What you need to do. Lines that hold the word "command" should be located and copied.

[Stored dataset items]

-- START --

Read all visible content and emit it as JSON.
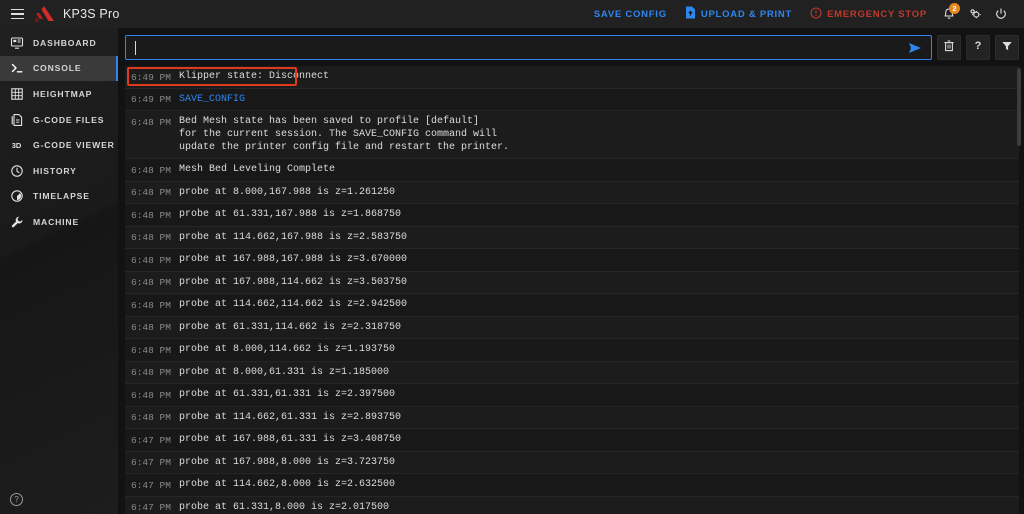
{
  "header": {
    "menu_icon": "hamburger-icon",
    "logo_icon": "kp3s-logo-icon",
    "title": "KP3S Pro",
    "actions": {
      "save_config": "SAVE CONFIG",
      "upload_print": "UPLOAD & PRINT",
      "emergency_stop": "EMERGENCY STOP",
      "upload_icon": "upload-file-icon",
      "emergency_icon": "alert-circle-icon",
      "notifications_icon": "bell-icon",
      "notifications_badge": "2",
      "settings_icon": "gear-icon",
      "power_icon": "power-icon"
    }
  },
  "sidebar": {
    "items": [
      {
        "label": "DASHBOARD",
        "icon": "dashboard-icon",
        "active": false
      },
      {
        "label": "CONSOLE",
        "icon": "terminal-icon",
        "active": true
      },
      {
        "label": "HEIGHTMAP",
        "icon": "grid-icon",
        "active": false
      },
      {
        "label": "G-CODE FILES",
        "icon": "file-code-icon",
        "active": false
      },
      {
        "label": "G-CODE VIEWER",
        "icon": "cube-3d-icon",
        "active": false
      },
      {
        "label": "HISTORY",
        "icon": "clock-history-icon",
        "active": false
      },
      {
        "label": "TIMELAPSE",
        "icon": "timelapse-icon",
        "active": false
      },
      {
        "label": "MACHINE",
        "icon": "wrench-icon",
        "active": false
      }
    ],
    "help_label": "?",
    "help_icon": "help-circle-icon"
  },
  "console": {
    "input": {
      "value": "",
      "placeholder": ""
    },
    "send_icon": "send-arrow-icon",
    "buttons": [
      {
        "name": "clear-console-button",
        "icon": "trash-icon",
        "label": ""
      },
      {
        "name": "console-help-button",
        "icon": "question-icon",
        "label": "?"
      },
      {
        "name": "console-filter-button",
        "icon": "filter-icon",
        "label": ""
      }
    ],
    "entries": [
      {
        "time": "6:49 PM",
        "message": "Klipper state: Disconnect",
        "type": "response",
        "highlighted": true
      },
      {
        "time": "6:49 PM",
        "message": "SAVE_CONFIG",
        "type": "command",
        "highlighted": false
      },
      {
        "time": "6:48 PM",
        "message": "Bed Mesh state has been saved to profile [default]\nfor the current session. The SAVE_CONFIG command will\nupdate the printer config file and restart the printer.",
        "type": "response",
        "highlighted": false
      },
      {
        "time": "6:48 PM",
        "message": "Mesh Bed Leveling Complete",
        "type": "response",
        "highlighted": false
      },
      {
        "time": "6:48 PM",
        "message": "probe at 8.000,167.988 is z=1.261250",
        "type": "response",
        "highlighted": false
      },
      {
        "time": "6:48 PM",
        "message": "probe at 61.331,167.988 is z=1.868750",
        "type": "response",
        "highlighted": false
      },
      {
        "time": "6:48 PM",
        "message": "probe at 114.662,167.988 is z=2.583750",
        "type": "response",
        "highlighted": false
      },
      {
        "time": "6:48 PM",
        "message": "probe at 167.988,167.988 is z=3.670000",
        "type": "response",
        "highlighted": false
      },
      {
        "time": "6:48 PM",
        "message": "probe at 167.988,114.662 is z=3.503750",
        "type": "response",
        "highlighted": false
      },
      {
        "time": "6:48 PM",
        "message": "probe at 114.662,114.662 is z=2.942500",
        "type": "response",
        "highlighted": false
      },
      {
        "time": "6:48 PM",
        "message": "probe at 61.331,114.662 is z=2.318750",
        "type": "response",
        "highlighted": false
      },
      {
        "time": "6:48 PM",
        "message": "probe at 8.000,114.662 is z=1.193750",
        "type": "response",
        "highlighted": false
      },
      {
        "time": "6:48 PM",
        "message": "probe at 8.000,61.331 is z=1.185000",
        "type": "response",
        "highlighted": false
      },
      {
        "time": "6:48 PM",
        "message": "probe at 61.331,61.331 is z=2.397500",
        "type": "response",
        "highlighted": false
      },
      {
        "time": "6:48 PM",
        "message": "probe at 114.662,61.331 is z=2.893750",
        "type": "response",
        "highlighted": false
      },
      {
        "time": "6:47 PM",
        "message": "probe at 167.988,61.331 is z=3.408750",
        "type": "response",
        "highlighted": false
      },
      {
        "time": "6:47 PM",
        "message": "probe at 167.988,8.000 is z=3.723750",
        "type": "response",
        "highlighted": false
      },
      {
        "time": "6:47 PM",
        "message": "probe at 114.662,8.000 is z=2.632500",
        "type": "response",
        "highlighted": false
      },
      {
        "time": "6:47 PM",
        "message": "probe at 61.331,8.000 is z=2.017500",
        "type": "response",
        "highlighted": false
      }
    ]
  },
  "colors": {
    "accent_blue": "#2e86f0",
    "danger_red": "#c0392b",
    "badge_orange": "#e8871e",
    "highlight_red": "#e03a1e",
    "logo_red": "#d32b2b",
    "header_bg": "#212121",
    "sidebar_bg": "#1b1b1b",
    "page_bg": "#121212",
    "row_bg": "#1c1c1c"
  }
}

-- END --
-- START --

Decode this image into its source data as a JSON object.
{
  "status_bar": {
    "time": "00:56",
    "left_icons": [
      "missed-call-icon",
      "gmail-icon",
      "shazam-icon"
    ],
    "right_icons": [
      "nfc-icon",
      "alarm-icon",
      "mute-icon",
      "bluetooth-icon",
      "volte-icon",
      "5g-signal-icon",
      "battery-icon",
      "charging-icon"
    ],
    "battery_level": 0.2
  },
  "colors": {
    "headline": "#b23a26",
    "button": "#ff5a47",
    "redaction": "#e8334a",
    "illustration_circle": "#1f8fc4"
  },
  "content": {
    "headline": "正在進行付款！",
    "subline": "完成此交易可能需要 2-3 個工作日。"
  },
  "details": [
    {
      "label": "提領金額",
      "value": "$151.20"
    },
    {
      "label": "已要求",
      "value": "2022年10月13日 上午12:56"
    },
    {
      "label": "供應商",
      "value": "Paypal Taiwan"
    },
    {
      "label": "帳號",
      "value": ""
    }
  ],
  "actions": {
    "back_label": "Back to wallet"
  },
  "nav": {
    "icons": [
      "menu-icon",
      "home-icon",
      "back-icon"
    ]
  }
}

-- END --

Final answer.
        "type": "command",
        "message": "Bed Mesh state has been saved to profile [default]\nfor the current session. The SAVE_CONFIG command will\nupdate the printer config file and restart the printer.",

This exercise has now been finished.